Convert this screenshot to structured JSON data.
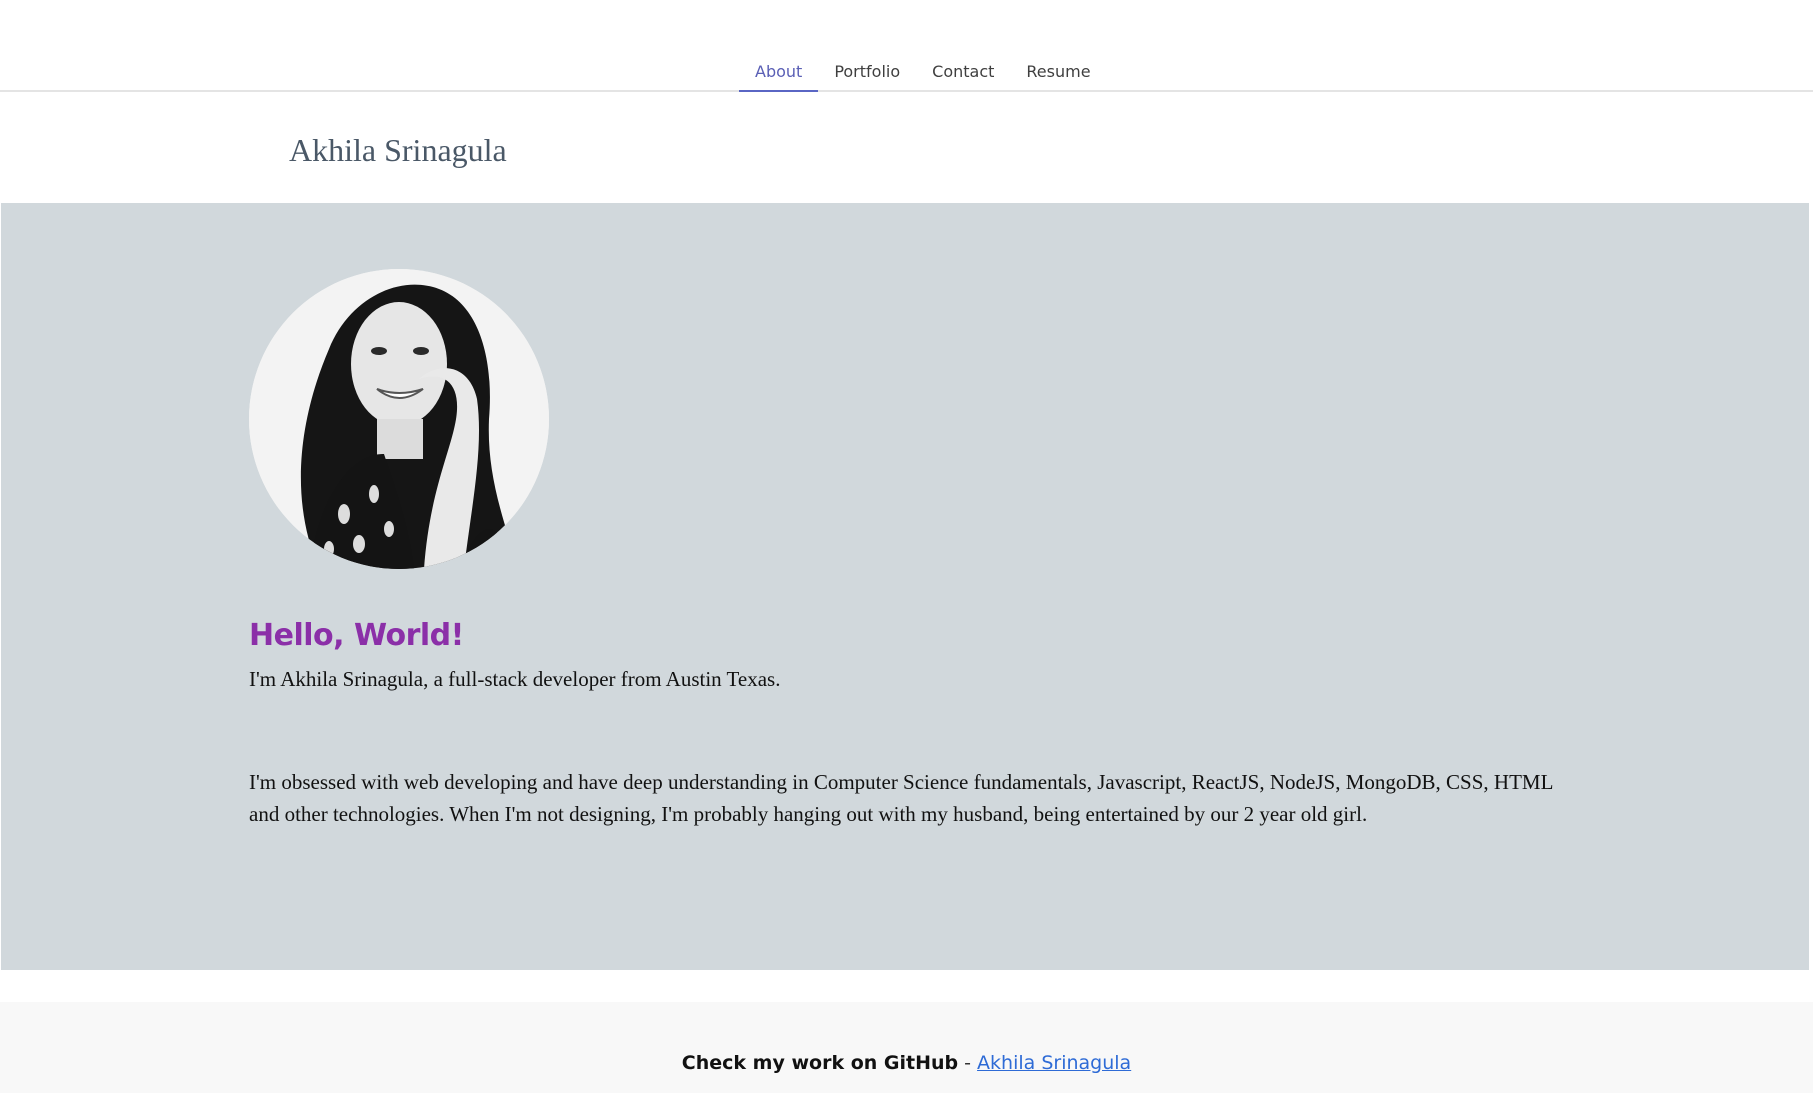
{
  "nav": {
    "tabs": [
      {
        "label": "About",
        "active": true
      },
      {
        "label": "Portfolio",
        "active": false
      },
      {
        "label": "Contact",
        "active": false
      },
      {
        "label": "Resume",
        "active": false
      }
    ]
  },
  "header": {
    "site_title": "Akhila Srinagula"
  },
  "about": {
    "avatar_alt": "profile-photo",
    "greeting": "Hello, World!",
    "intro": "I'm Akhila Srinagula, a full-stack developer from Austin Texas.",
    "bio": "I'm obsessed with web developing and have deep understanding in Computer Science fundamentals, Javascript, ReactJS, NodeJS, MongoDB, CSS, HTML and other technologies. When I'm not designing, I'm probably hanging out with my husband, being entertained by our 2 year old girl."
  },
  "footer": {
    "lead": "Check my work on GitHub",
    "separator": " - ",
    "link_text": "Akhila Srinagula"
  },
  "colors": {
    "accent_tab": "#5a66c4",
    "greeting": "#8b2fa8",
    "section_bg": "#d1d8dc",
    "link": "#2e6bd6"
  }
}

## WRITTEN TASK:
Return all the entries word for word, but omit any pictures they contain.

## SOLUTION TO THE EXERCISE:
Convert this screenshot to structured JSON data.
{
  "nav": {
    "tabs": [
      {
        "label": "About",
        "active": true
      },
      {
        "label": "Portfolio",
        "active": false
      },
      {
        "label": "Contact",
        "active": false
      },
      {
        "label": "Resume",
        "active": false
      }
    ]
  },
  "header": {
    "site_title": "Akhila Srinagula"
  },
  "about": {
    "avatar_alt": "profile-photo",
    "greeting": "Hello, World!",
    "intro": "I'm Akhila Srinagula, a full-stack developer from Austin Texas.",
    "bio": "I'm obsessed with web developing and have deep understanding in Computer Science fundamentals, Javascript, ReactJS, NodeJS, MongoDB, CSS, HTML and other technologies. When I'm not designing, I'm probably hanging out with my husband, being entertained by our 2 year old girl."
  },
  "footer": {
    "lead": "Check my work on GitHub",
    "separator": " - ",
    "link_text": "Akhila Srinagula"
  },
  "colors": {
    "accent_tab": "#5a66c4",
    "greeting": "#8b2fa8",
    "section_bg": "#d1d8dc",
    "link": "#2e6bd6"
  }
}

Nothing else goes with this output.